[DATA FOR ANALYSIS]:
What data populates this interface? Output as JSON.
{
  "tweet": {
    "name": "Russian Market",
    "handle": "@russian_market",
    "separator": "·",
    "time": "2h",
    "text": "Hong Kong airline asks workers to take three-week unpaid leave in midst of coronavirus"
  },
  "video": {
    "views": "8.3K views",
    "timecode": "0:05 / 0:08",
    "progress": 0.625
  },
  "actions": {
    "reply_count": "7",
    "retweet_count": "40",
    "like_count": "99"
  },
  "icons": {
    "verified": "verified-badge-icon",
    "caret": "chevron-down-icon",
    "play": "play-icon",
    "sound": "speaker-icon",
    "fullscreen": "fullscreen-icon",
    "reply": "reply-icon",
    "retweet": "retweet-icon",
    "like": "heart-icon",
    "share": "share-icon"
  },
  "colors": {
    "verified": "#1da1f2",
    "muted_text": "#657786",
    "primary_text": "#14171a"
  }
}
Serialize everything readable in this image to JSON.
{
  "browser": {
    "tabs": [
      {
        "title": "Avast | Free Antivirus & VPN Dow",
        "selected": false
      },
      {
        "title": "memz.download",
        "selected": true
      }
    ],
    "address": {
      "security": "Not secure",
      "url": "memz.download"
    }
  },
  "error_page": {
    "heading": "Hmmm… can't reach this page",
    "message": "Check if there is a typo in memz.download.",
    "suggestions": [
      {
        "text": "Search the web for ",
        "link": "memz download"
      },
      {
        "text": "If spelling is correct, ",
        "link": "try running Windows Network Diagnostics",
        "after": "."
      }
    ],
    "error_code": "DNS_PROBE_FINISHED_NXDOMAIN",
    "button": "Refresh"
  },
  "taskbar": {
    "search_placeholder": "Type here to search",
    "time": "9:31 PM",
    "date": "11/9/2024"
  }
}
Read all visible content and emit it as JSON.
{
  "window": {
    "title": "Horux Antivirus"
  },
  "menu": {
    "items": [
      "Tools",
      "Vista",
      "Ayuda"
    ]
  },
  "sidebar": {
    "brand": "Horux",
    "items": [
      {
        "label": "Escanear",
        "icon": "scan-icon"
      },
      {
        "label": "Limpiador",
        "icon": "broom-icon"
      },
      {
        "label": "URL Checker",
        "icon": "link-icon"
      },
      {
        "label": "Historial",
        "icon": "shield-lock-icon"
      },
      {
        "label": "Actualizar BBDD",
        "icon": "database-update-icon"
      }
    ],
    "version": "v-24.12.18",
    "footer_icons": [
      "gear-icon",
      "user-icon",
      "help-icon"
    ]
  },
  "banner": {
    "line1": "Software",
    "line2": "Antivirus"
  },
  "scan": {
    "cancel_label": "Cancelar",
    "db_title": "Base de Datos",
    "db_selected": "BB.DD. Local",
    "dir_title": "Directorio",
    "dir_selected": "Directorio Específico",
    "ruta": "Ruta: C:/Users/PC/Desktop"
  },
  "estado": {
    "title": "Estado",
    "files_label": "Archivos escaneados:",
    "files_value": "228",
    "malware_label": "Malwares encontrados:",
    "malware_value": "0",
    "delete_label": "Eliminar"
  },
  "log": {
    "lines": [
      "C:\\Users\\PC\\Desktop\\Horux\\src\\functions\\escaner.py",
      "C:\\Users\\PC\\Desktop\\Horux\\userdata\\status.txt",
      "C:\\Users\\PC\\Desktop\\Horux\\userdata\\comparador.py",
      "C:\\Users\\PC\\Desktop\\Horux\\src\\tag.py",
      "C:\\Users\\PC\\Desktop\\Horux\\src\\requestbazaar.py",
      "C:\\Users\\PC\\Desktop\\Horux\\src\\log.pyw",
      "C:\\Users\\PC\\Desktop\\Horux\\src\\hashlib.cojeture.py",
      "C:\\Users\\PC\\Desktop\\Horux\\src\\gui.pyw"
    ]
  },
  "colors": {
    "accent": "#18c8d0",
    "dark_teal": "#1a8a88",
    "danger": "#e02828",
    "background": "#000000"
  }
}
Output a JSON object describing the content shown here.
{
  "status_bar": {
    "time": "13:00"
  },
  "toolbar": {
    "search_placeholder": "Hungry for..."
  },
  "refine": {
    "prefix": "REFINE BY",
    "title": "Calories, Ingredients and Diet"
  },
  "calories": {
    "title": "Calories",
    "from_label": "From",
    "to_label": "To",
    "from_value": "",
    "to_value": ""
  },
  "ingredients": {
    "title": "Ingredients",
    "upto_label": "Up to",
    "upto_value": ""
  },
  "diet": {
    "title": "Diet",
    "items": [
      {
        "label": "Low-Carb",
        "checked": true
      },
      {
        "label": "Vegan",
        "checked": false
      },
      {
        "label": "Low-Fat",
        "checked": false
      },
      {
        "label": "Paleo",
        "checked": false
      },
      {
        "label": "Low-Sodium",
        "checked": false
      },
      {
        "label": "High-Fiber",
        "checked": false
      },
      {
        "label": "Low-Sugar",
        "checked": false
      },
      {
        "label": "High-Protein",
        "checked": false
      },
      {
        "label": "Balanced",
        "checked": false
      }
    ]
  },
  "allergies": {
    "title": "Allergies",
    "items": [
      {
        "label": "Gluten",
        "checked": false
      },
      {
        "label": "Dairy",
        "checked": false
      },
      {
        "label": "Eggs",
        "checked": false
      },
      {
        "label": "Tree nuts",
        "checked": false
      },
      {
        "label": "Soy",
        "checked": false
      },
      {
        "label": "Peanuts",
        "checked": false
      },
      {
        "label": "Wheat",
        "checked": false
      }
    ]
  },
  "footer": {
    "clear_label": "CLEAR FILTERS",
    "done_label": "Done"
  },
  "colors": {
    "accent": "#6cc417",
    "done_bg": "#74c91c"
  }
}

[YOUR INSTRUCTIONS]:
Give back each entry so that it matches the original word for word.

[EXERCISE RESPONSE]:
What data populates this interface? Output as JSON.
{
  "tweet": {
    "name": "Russian Market",
    "handle": "@russian_market",
    "separator": "·",
    "time": "2h",
    "text": "Hong Kong airline asks workers to take three-week unpaid leave in midst of coronavirus"
  },
  "video": {
    "views": "8.3K views",
    "timecode": "0:05 / 0:08",
    "progress": 0.625
  },
  "actions": {
    "reply_count": "7",
    "retweet_count": "40",
    "like_count": "99"
  },
  "icons": {
    "verified": "verified-badge-icon",
    "caret": "chevron-down-icon",
    "play": "play-icon",
    "sound": "speaker-icon",
    "fullscreen": "fullscreen-icon",
    "reply": "reply-icon",
    "retweet": "retweet-icon",
    "like": "heart-icon",
    "share": "share-icon"
  },
  "colors": {
    "verified": "#1da1f2",
    "muted_text": "#657786",
    "primary_text": "#14171a"
  }
}
Serialize everything readable in this image to JSON.
{
  "browser": {
    "tabs": [
      {
        "title": "Avast | Free Antivirus & VPN Dow",
        "selected": false
      },
      {
        "title": "memz.download",
        "selected": true
      }
    ],
    "address": {
      "security": "Not secure",
      "url": "memz.download"
    }
  },
  "error_page": {
    "heading": "Hmmm… can't reach this page",
    "message": "Check if there is a typo in memz.download.",
    "suggestions": [
      {
        "text": "Search the web for ",
        "link": "memz download"
      },
      {
        "text": "If spelling is correct, ",
        "link": "try running Windows Network Diagnostics",
        "after": "."
      }
    ],
    "error_code": "DNS_PROBE_FINISHED_NXDOMAIN",
    "button": "Refresh"
  },
  "taskbar": {
    "search_placeholder": "Type here to search",
    "time": "9:31 PM",
    "date": "11/9/2024"
  }
}
Read all visible content and emit it as JSON.
{
  "window": {
    "title": "Horux Antivirus"
  },
  "menu": {
    "items": [
      "Tools",
      "Vista",
      "Ayuda"
    ]
  },
  "sidebar": {
    "brand": "Horux",
    "items": [
      {
        "label": "Escanear",
        "icon": "scan-icon"
      },
      {
        "label": "Limpiador",
        "icon": "broom-icon"
      },
      {
        "label": "URL Checker",
        "icon": "link-icon"
      },
      {
        "label": "Historial",
        "icon": "shield-lock-icon"
      },
      {
        "label": "Actualizar BBDD",
        "icon": "database-update-icon"
      }
    ],
    "version": "v-24.12.18",
    "footer_icons": [
      "gear-icon",
      "user-icon",
      "help-icon"
    ]
  },
  "banner": {
    "line1": "Software",
    "line2": "Antivirus"
  },
  "scan": {
    "cancel_label": "Cancelar",
    "db_title": "Base de Datos",
    "db_selected": "BB.DD. Local",
    "dir_title": "Directorio",
    "dir_selected": "Directorio Específico",
    "ruta": "Ruta: C:/Users/PC/Desktop"
  },
  "estado": {
    "title": "Estado",
    "files_label": "Archivos escaneados:",
    "files_value": "228",
    "malware_label": "Malwares encontrados:",
    "malware_value": "0",
    "delete_label": "Eliminar"
  },
  "log": {
    "lines": [
      "C:\\Users\\PC\\Desktop\\Horux\\src\\functions\\escaner.py",
      "C:\\Users\\PC\\Desktop\\Horux\\userdata\\status.txt",
      "C:\\Users\\PC\\Desktop\\Horux\\userdata\\comparador.py",
      "C:\\Users\\PC\\Desktop\\Horux\\src\\tag.py",
      "C:\\Users\\PC\\Desktop\\Horux\\src\\requestbazaar.py",
      "C:\\Users\\PC\\Desktop\\Horux\\src\\log.pyw",
      "C:\\Users\\PC\\Desktop\\Horux\\src\\hashlib.cojeture.py",
      "C:\\Users\\PC\\Desktop\\Horux\\src\\gui.pyw"
    ]
  },
  "colors": {
    "accent": "#18c8d0",
    "dark_teal": "#1a8a88",
    "danger": "#e02828",
    "background": "#000000"
  }
}
Output a JSON object describing the content shown here.
{
  "status_bar": {
    "time": "13:00"
  },
  "toolbar": {
    "search_placeholder": "Hungry for..."
  },
  "refine": {
    "prefix": "REFINE BY",
    "title": "Calories, Ingredients and Diet"
  },
  "calories": {
    "title": "Calories",
    "from_label": "From",
    "to_label": "To",
    "from_value": "",
    "to_value": ""
  },
  "ingredients": {
    "title": "Ingredients",
    "upto_label": "Up to",
    "upto_value": ""
  },
  "diet": {
    "title": "Diet",
    "items": [
      {
        "label": "Low-Carb",
        "checked": true
      },
      {
        "label": "Vegan",
        "checked": false
      },
      {
        "label": "Low-Fat",
        "checked": false
      },
      {
        "label": "Paleo",
        "checked": false
      },
      {
        "label": "Low-Sodium",
        "checked": false
      },
      {
        "label": "High-Fiber",
        "checked": false
      },
      {
        "label": "Low-Sugar",
        "checked": false
      },
      {
        "label": "High-Protein",
        "checked": false
      },
      {
        "label": "Balanced",
        "checked": false
      }
    ]
  },
  "allergies": {
    "title": "Allergies",
    "items": [
      {
        "label": "Gluten",
        "checked": false
      },
      {
        "label": "Dairy",
        "checked": false
      },
      {
        "label": "Eggs",
        "checked": false
      },
      {
        "label": "Tree nuts",
        "checked": false
      },
      {
        "label": "Soy",
        "checked": false
      },
      {
        "label": "Peanuts",
        "checked": false
      },
      {
        "label": "Wheat",
        "checked": false
      }
    ]
  },
  "footer": {
    "clear_label": "CLEAR FILTERS",
    "done_label": "Done"
  },
  "colors": {
    "accent": "#6cc417",
    "done_bg": "#74c91c"
  }
}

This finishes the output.